Source passage.
....
If Facebook becomes a better place to have public conversations with friends, you’ll probably have link-sharing and social conversation service Branch to thank.
Facebook purchased Branch for a reported $15 million, according to The Verge, although Branch CEO Josh Miller didn’t name a price when he announced the purchase through (appropriately enough) a Facebook note. I reached out to Facebook and a spokesman confirmed this deal by phone.
“We will be forming Facebook’s Conversations group, based in New York City, with the goal of helping people connect with others around their interests,” Miller wrote. “Their pitch to us was: “Build Branch at Facebook scale!”
So, basically, Facebook is bringing the Branch team aboard to help improve the quality of conversation people have within the site. And Facebook needs help — the current version of Newsfeed is a total mess, so acquiring a team to improve conversations between users is a strategic move to stimulate real-time dialogue between users.
But what is Branch all about?
Well, one of the first people to write about branch was Twitter’s most affable founder, Biz Stone. Here’s what he had to say in 2012:
“Branch (formerly Roundtable), enables a smart new brand of high quality public discourse. Curated groups of people are invited to engage around issues in which they are knowledgeable. This service holds the promise of a new platform for dialogue on the web—a necessary departure from the monologues we have grown so accustomed to reading online.”
So why was Twitter’s founder promoting Facebook’s latest purchase? Branch may now be a foot soldier in the Zuckerberg Army, but the company has deep connections with Twitter. Branch expanded with the help of The Obvious Corporation, an idea incubator formed by Twitter founder Evan Williams. Williams, Stone, and their fellow old school Twitter team member Jason Goldman were among the investors Williams thanked in his announcement of the Facebook deal.
Right now, Branch works like this: you can sign up through Twitter, then create a bookmark for the service and connect it to your email accounts (the second two steps are optional). You need a Twitter account to use Branch, though I assume that the revamped Facebook version will not have that requirement.
Once you sign in, Branch prompts you to start a conversation. You can type in a topic and then a statement, link, or other introduction to the discussion. Then people have 750 characters to respond. You can invite people into Branch by typing in their Twitter handle or sending them an email link.
I don’t know anyone who uses Branch so nobody responded to my conversation topic, which asked what other users thought about the Facebook purchase. And unless you share your Branch on Twitter, nobody can see it—there’s not a browsing function. So your questions just kind of hang in isolation unless you actively attempt to engage others.
....
Required actions.
1/ List every person the article about Facebook's purchase of Branch names by both first and last name.
2/ In the records, reproduce the stretch from the line that contains "- mesh-segment: [747, 967, 754, 998]" through the line that contains "- mesh-segment: [897, 814, 903, 852]", both included.

Records provided.
....
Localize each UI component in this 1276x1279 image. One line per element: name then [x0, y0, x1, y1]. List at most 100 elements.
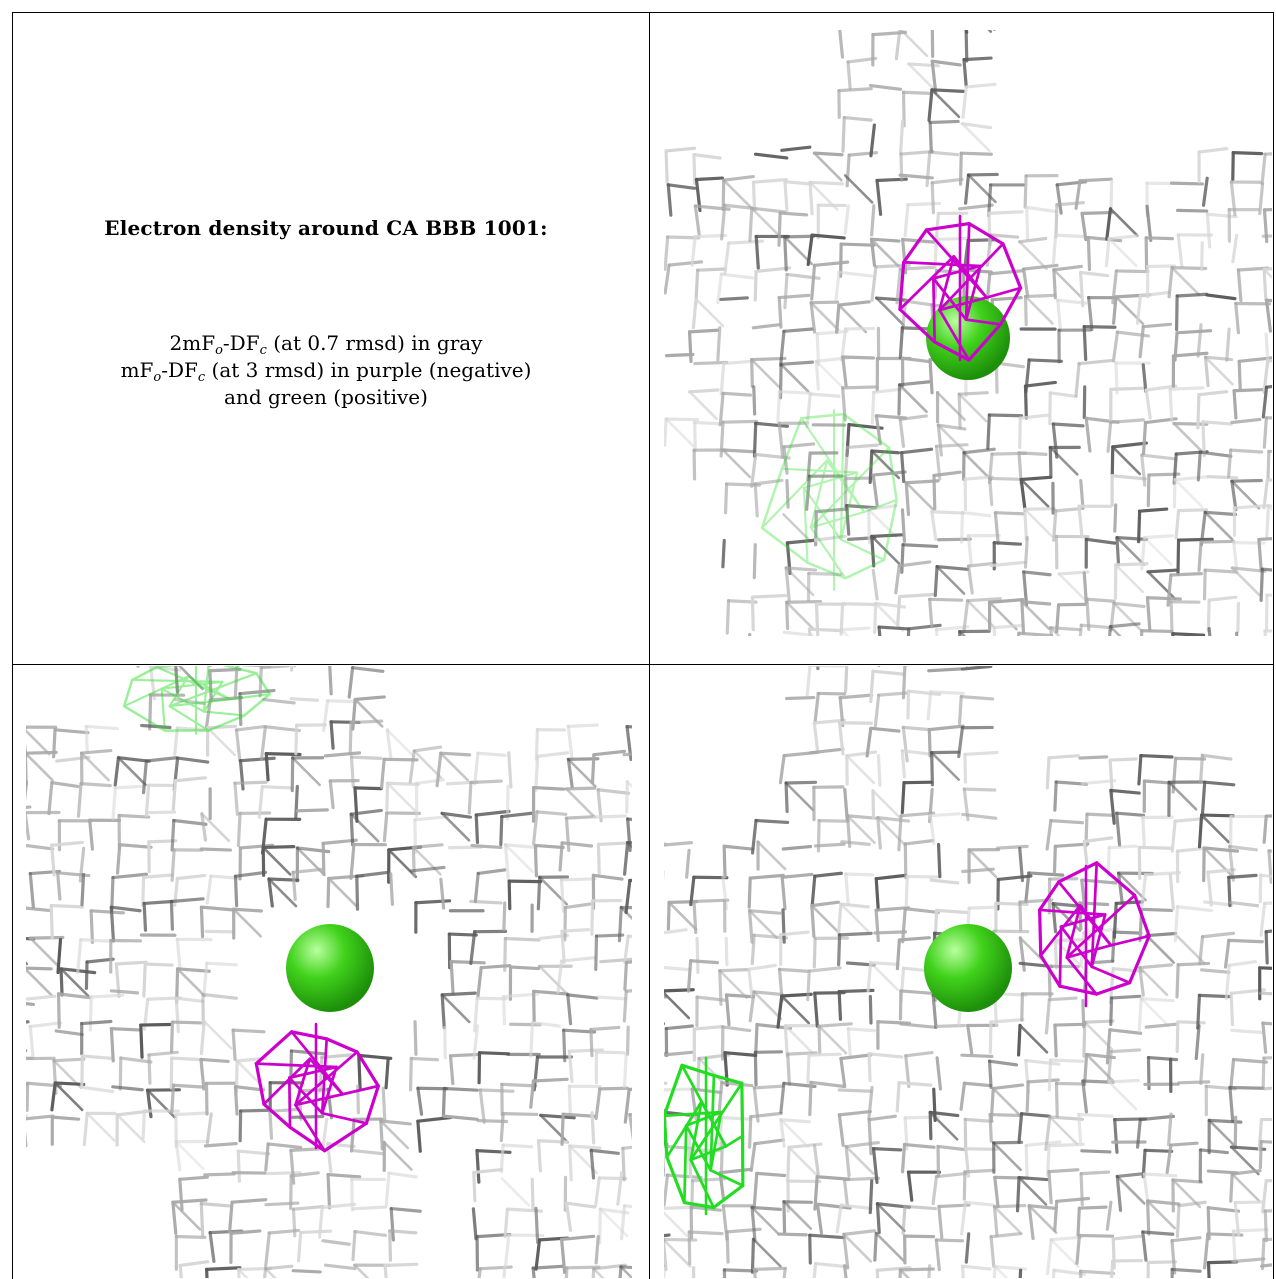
- mesh-segment: [747, 967, 754, 998]
- mesh-segment: [836, 902, 843, 940]
- mesh-segment: [441, 1086, 447, 1119]
- mesh-segment: [1107, 1080, 1138, 1111]
- mesh-segment: [904, 299, 935, 307]
- mesh-segment: [867, 1118, 873, 1156]
- mesh-segment: [355, 874, 360, 911]
- mesh-segment: [897, 814, 903, 852]
- mesh-segment: [347, 666, 355, 699]
- mesh-segment: [882, 498, 898, 562]
- mesh-segment: [666, 900, 671, 931]
- mesh-segment: [756, 840, 787, 871]
- mesh-segment: [1262, 268, 1272, 280]
- mesh-segment: [349, 1117, 356, 1153]
- mesh-segment: [1225, 327, 1231, 362]
- mesh-segment: [236, 811, 242, 848]
- mesh-segment: [564, 816, 571, 853]
- mesh-segment: [846, 1027, 852, 1058]
- frame-right-border: [1273, 12, 1274, 1279]
- mesh-segment: [1145, 931, 1178, 938]
- mesh-segment: [1053, 1199, 1059, 1232]
- mesh-segment: [1109, 625, 1122, 636]
- mesh-segment: [111, 1085, 144, 1092]
- mesh-segment: [1137, 754, 1143, 786]
- mesh-segment: [237, 1267, 241, 1278]
- mesh-segment: [1264, 1179, 1272, 1183]
- mesh-segment: [222, 666, 258, 675]
- mesh-segment: [1019, 1112, 1051, 1118]
- mesh-segment: [320, 1065, 338, 1115]
- mesh-segment: [935, 1023, 966, 1028]
- mesh-segment: [558, 841, 564, 872]
- mesh-segment: [1230, 1145, 1260, 1176]
- mesh-segment: [718, 1171, 726, 1202]
- mesh-segment: [169, 897, 205, 904]
- mesh-segment: [624, 989, 632, 993]
- mesh-segment: [268, 1107, 300, 1113]
- mesh-segment: [291, 756, 321, 787]
- mesh-segment: [243, 692, 271, 717]
- mesh-segment: [440, 811, 471, 842]
- mesh-segment: [962, 599, 970, 634]
- mesh-segment: [1048, 1115, 1085, 1121]
- mesh-segment: [839, 602, 845, 635]
- mesh-segment: [930, 510, 938, 541]
- mesh-segment: [841, 602, 878, 607]
- mesh-segment: [1202, 846, 1240, 853]
- mesh-segment: [901, 725, 909, 763]
- mesh-segment: [1199, 539, 1236, 544]
- mesh-segment: [687, 1148, 693, 1179]
- mesh-segment: [722, 844, 754, 851]
- mesh-segment: [111, 872, 149, 880]
- caption-line-mfo: mFo-DFc (at 3 rmsd) in purple (negative): [120, 358, 532, 385]
- mesh-segment: [869, 237, 877, 267]
- mesh-segment: [825, 459, 866, 514]
- mesh-segment: [530, 1177, 535, 1212]
- mesh-segment: [1082, 571, 1088, 605]
- green-mesh-3: [664, 1056, 745, 1216]
- mesh-segment: [1049, 446, 1079, 476]
- mesh-segment: [357, 1053, 362, 1091]
- mesh-segment: [724, 936, 729, 967]
- mesh-segment: [900, 749, 907, 779]
- mesh-segment: [50, 781, 80, 789]
- mesh-segment: [998, 286, 1023, 326]
- mesh-segment: [1053, 938, 1059, 970]
- mesh-segment: [264, 1142, 270, 1172]
- mesh-segment: [688, 390, 718, 421]
- mesh-segment: [1082, 325, 1117, 329]
- mesh-segment: [268, 1109, 274, 1140]
- mesh-segment: [78, 846, 86, 883]
- mesh-segment: [174, 996, 180, 1034]
- mesh-segment: [748, 206, 754, 243]
- mesh-segment: [50, 840, 84, 847]
- mesh-segment: [901, 90, 932, 95]
- mesh-segment: [865, 726, 873, 758]
- mesh-segment: [867, 1114, 897, 1122]
- mesh-segment: [1048, 1058, 1085, 1063]
- mesh-segment: [760, 526, 809, 564]
- mesh-segment: [564, 786, 597, 791]
- mesh-segment: [924, 221, 971, 232]
- mesh-segment: [1168, 873, 1175, 911]
- mesh-segment: [709, 1110, 723, 1172]
- mesh-segment: [808, 180, 814, 216]
- mesh-segment: [26, 1002, 35, 1007]
- mesh-segment: [473, 871, 480, 904]
- mesh-segment: [175, 726, 210, 732]
- mesh-segment: [782, 442, 816, 449]
- mesh-segment: [289, 1148, 296, 1185]
- mesh-segment: [752, 1237, 782, 1268]
- mesh-segment: [664, 417, 700, 422]
- mesh-segment: [720, 1081, 754, 1088]
- mesh-segment: [751, 180, 757, 212]
- mesh-segment: [1104, 237, 1111, 268]
- mesh-segment: [841, 115, 846, 153]
- mesh-segment: [930, 59, 962, 67]
- mesh-segment: [845, 504, 878, 510]
- mesh-segment: [28, 935, 65, 940]
- mesh-segment: [901, 543, 939, 549]
- mesh-segment: [866, 961, 873, 993]
- mesh-segment: [171, 779, 177, 811]
- mesh-segment: [1016, 1023, 1022, 1057]
- mesh-segment: [1206, 1232, 1244, 1237]
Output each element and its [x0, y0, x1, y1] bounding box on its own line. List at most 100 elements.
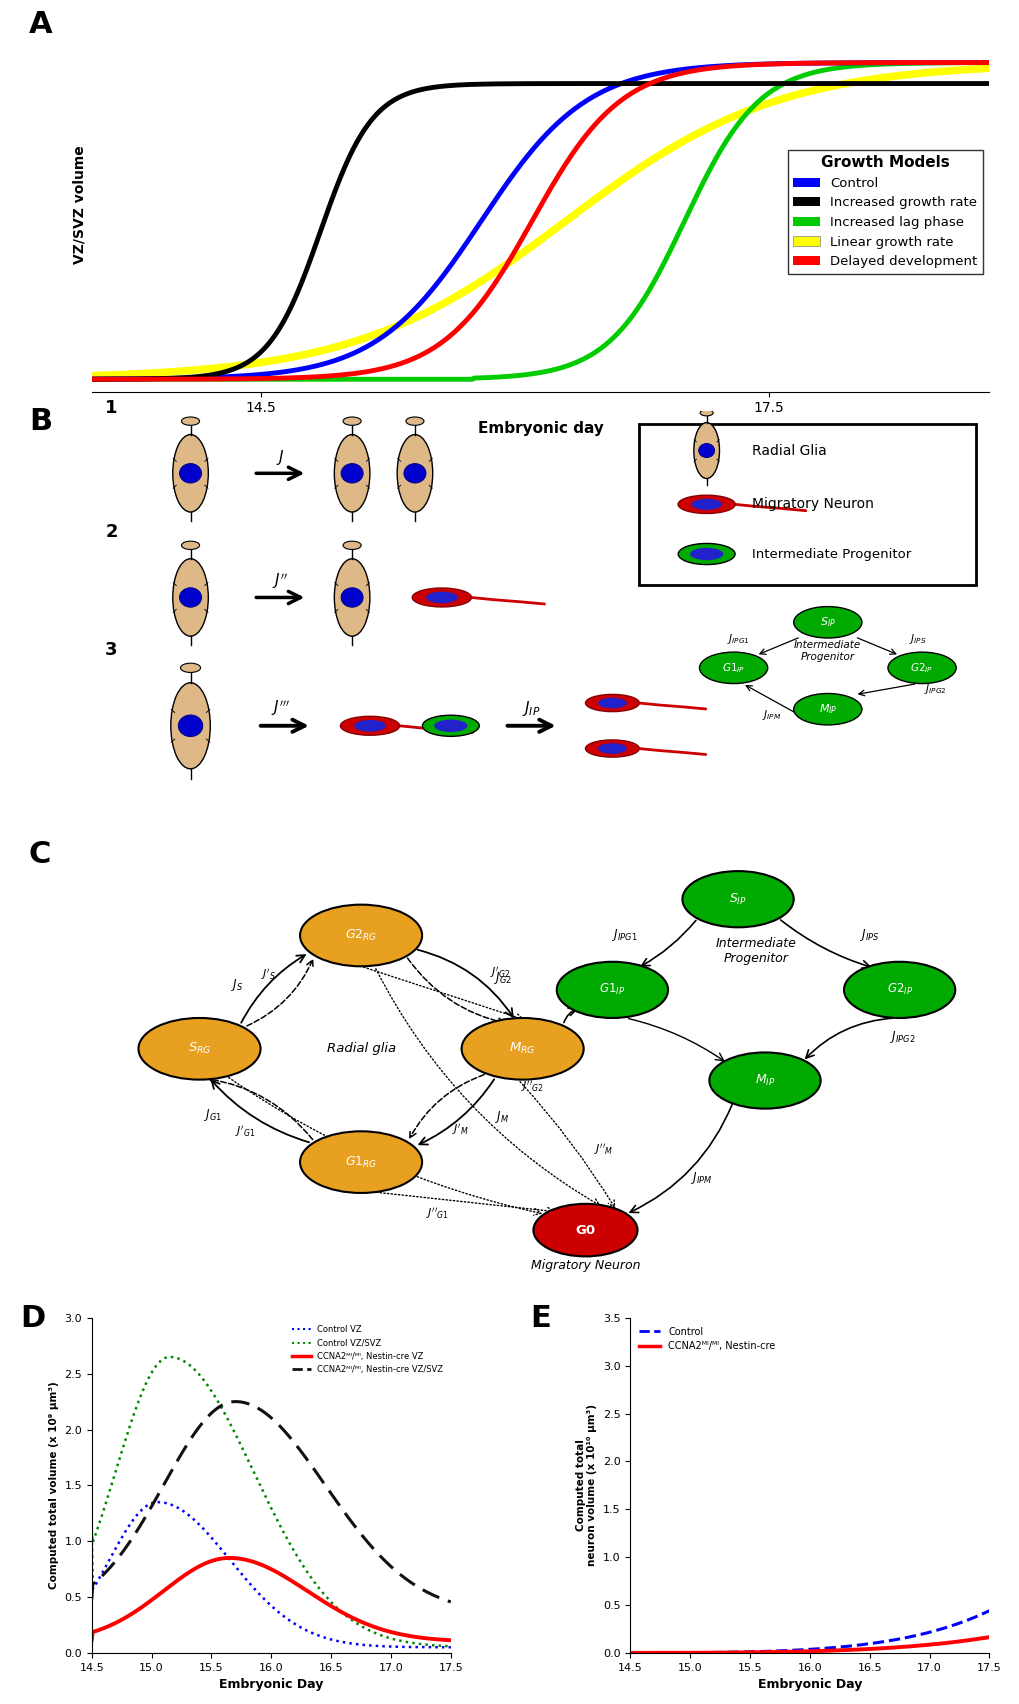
....
Task-by-task solutions.
1/
Josh Miller
Biz Stone
Evan Williams
Jason Goldman

2/
- mesh-segment: [747, 967, 754, 998]
- mesh-segment: [836, 902, 843, 940]
- mesh-segment: [441, 1086, 447, 1119]
- mesh-segment: [1107, 1080, 1138, 1111]
- mesh-segment: [904, 299, 935, 307]
- mesh-segment: [867, 1118, 873, 1156]
- mesh-segment: [355, 874, 360, 911]
- mesh-segment: [897, 814, 903, 852]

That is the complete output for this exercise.